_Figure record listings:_
>>>>
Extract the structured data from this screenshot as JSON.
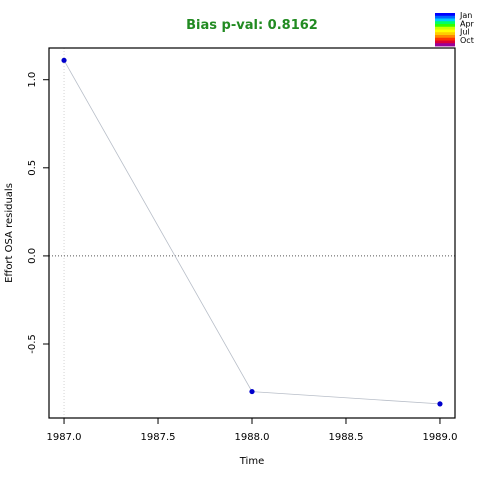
{
  "chart_data": {
    "type": "scatter",
    "title": "Bias p-val: 0.8162",
    "title_color": "#228B22",
    "xlabel": "Time",
    "ylabel": "Effort OSA residuals",
    "xlim": [
      1986.92,
      1989.08
    ],
    "ylim": [
      -0.92,
      1.18
    ],
    "x_ticks": [
      1987.0,
      1987.5,
      1988.0,
      1988.5,
      1989.0
    ],
    "x_tick_labels": [
      "1987.0",
      "1987.5",
      "1988.0",
      "1988.5",
      "1989.0"
    ],
    "y_ticks": [
      -0.5,
      0.0,
      0.5,
      1.0
    ],
    "y_tick_labels": [
      "-0.5",
      "0.0",
      "0.5",
      "1.0"
    ],
    "reference_line_y": 0.0,
    "grid": false,
    "points": [
      {
        "x": 1987.0,
        "y": 1.11
      },
      {
        "x": 1988.0,
        "y": -0.77
      },
      {
        "x": 1989.0,
        "y": -0.84
      }
    ],
    "point_color": "#0000CC",
    "connect_line_color": "#B8BEC8",
    "vline_x": 1987.0,
    "legend": {
      "placement": "top-right",
      "labels": [
        "Jan",
        "Apr",
        "Jul",
        "Oct"
      ],
      "colors": [
        "#0000FF",
        "#0066FF",
        "#00CCFF",
        "#00FF66",
        "#33FF00",
        "#CCFF00",
        "#FFFF00",
        "#FFCC00",
        "#FF8800",
        "#FF3300",
        "#DD0033",
        "#990099"
      ]
    }
  }
}
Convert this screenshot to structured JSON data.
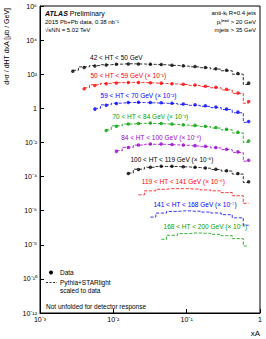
{
  "chart_data": {
    "type": "scatter",
    "log": true,
    "x_label": "xA",
    "y_label": "d²σ / dHT dxA [μb / GeV]",
    "xlim": [
      0.001,
      1
    ],
    "ylim": [
      1e-12,
      1000000.0
    ],
    "xticks": [
      {
        "value": 0.001,
        "label": "10⁻³"
      },
      {
        "value": 0.01,
        "label": "10⁻²"
      },
      {
        "value": 0.1,
        "label": "10⁻¹"
      },
      1
    ],
    "yticks": [
      {
        "value": 1e-12,
        "label": "10⁻¹²"
      },
      {
        "value": 1e-10,
        "label": "10⁻¹⁰"
      },
      {
        "value": 1e-08,
        "label": "10⁻⁸"
      },
      {
        "value": 1e-06,
        "label": "10⁻⁶"
      },
      {
        "value": 0.0001,
        "label": "10⁻⁴"
      },
      {
        "value": 0.01,
        "label": "10⁻²"
      },
      1,
      {
        "value": 100,
        "label": "10²"
      },
      {
        "value": 10000,
        "label": "10⁴"
      },
      {
        "value": 1000000,
        "label": "10⁶"
      }
    ],
    "line_style": "dashed",
    "legend": "lower left",
    "legend_labels": {
      "data": "Data",
      "model": [
        "Pythia+STARlight",
        "scaled to data"
      ]
    },
    "annotations": {
      "experiment": "ATLAS",
      "status": "Preliminary",
      "left": [
        "2015 Pb+Pb data, 0.38 nb⁻¹",
        "√sNN = 5.02 TeV"
      ],
      "right": [
        "anti-kₜ R=0.4 jets",
        "pₜˡᵉᵃᵈ > 20 GeV",
        "mjets > 35 GeV"
      ],
      "note": "Not unfolded for detector response"
    },
    "x": [
      0.0028,
      0.004,
      0.0056,
      0.008,
      0.011,
      0.016,
      0.022,
      0.032,
      0.045,
      0.063,
      0.09,
      0.13,
      0.18,
      0.25,
      0.35,
      0.5,
      0.7
    ],
    "series": [
      {
        "name": "42 < HT < 50 GeV",
        "color": "#000000",
        "marker": "circle",
        "values": [
          150,
          250,
          300,
          350,
          380,
          400,
          400,
          390,
          370,
          340,
          310,
          280,
          250,
          210,
          170,
          110,
          30
        ],
        "model_values": [
          170,
          270,
          320,
          360,
          390,
          410,
          400,
          380,
          360,
          330,
          300,
          270,
          240,
          200,
          160,
          100,
          25
        ]
      },
      {
        "name": "50 < HT < 59 GeV (× 10⁻¹)",
        "color": "#ff0000",
        "marker": "circle",
        "values": [
          null,
          14,
          22,
          28,
          31,
          33,
          33,
          32,
          30,
          28,
          26,
          23,
          20,
          17,
          13,
          8,
          2.5
        ],
        "model_values": [
          null,
          16,
          24,
          29,
          32,
          33,
          33,
          31,
          29,
          27,
          25,
          22,
          19,
          16,
          12,
          7.5,
          2
        ]
      },
      {
        "name": "59 < HT < 70 GeV (× 10⁻²)",
        "color": "#0000ff",
        "marker": "circle",
        "values": [
          null,
          null,
          0.9,
          1.5,
          1.9,
          2.2,
          2.3,
          2.2,
          2.1,
          2,
          1.8,
          1.6,
          1.4,
          1.2,
          0.9,
          0.6,
          0.17
        ],
        "model_values": [
          null,
          null,
          1,
          1.6,
          2,
          2.2,
          2.2,
          2.1,
          2,
          1.9,
          1.7,
          1.5,
          1.3,
          1.1,
          0.85,
          0.55,
          0.15
        ]
      },
      {
        "name": "70 < HT < 84 GeV (× 10⁻³)",
        "color": "#00a000",
        "marker": "circle",
        "values": [
          null,
          null,
          null,
          0.05,
          0.09,
          0.12,
          0.13,
          0.14,
          0.13,
          0.12,
          0.11,
          0.1,
          0.09,
          0.075,
          0.06,
          0.04,
          0.012
        ],
        "model_values": [
          null,
          null,
          null,
          0.055,
          0.095,
          0.12,
          0.13,
          0.13,
          0.125,
          0.115,
          0.105,
          0.095,
          0.085,
          0.07,
          0.055,
          0.036,
          0.01
        ]
      },
      {
        "name": "84 < HT < 100 GeV (× 10⁻⁴)",
        "color": "#9900cc",
        "marker": "circle",
        "values": [
          null,
          null,
          null,
          null,
          0.003,
          0.005,
          0.007,
          0.008,
          0.008,
          0.0075,
          0.007,
          0.0065,
          0.006,
          0.005,
          0.004,
          0.0028,
          0.0009
        ],
        "model_values": [
          null,
          null,
          null,
          null,
          0.0033,
          0.0052,
          0.007,
          0.0078,
          0.0078,
          0.0073,
          0.0068,
          0.0062,
          0.0056,
          0.0048,
          0.0038,
          0.0026,
          0.0008
        ]
      },
      {
        "name": "100 < HT < 119 GeV (× 10⁻⁵)",
        "color": "#000000",
        "marker": "circle",
        "values": [
          null,
          null,
          null,
          null,
          null,
          0.00015,
          0.00026,
          0.00035,
          0.0004,
          0.0004,
          0.00038,
          0.00035,
          0.00032,
          0.00027,
          0.00022,
          0.00015,
          5e-05
        ],
        "model_values": [
          null,
          null,
          null,
          null,
          null,
          0.00016,
          0.00027,
          0.00035,
          0.00039,
          0.00039,
          0.00037,
          0.00034,
          0.00031,
          0.00026,
          0.00021,
          0.00014,
          4.5e-05
        ]
      },
      {
        "name": "119 < HT < 141 GeV (× 10⁻⁶)",
        "color": "#ff0000",
        "marker": "open circle",
        "values": [
          null,
          null,
          null,
          null,
          null,
          null,
          8e-06,
          1.4e-05,
          1.8e-05,
          2e-05,
          2e-05,
          1.9e-05,
          1.7e-05,
          1.5e-05,
          1.2e-05,
          8e-06,
          3e-06
        ],
        "model_values": [
          null,
          null,
          null,
          null,
          null,
          null,
          8.5e-06,
          1.45e-05,
          1.8e-05,
          1.95e-05,
          1.95e-05,
          1.85e-05,
          1.65e-05,
          1.45e-05,
          1.15e-05,
          7.5e-06,
          2.7e-06
        ]
      },
      {
        "name": "141 < HT < 168 GeV (× 10⁻⁷)",
        "color": "#0000ff",
        "marker": "open circle",
        "values": [
          null,
          null,
          null,
          null,
          null,
          null,
          null,
          4e-07,
          7e-07,
          9e-07,
          1e-06,
          9.5e-07,
          8.5e-07,
          7.5e-07,
          6e-07,
          4e-07,
          1.5e-07
        ],
        "model_values": [
          null,
          null,
          null,
          null,
          null,
          null,
          null,
          4.2e-07,
          7.2e-07,
          9e-07,
          9.8e-07,
          9.3e-07,
          8.3e-07,
          7.3e-07,
          5.8e-07,
          3.8e-07,
          1.4e-07
        ]
      },
      {
        "name": "168 < HT < 200 GeV (× 10⁻⁸)",
        "color": "#00a000",
        "marker": "open circle",
        "values": [
          null,
          null,
          null,
          null,
          null,
          null,
          null,
          null,
          2e-08,
          3.5e-08,
          4.5e-08,
          5e-08,
          4.8e-08,
          4.2e-08,
          3.5e-08,
          2.4e-08,
          9e-09
        ],
        "model_values": [
          null,
          null,
          null,
          null,
          null,
          null,
          null,
          null,
          2.1e-08,
          3.6e-08,
          4.5e-08,
          4.9e-08,
          4.7e-08,
          4.1e-08,
          3.4e-08,
          2.3e-08,
          8.5e-09
        ]
      }
    ]
  }
}
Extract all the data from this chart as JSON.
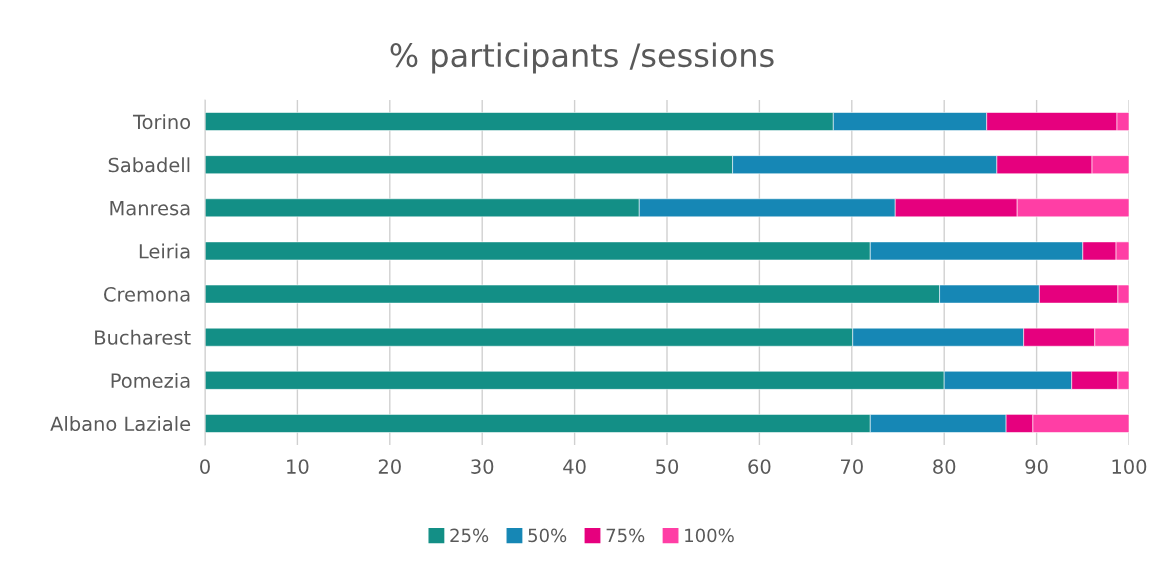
<<<<
_TASK GOAL:_
Every line holding "name" should be copied out.

_ANSWER IN FULL:_
        "name": "42 < HT < 50 GeV",
        "name": "50 < HT < 59 GeV (× 10⁻¹)",
        "name": "59 < HT < 70 GeV (× 10⁻²)",
        "name": "70 < HT < 84 GeV (× 10⁻³)",
        "name": "84 < HT < 100 GeV (× 10⁻⁴)",
        "name": "100 < HT < 119 GeV (× 10⁻⁵)",
        "name": "119 < HT < 141 GeV (× 10⁻⁶)",
        "name": "141 < HT < 168 GeV (× 10⁻⁷)",
        "name": "168 < HT < 200 GeV (× 10⁻⁸)",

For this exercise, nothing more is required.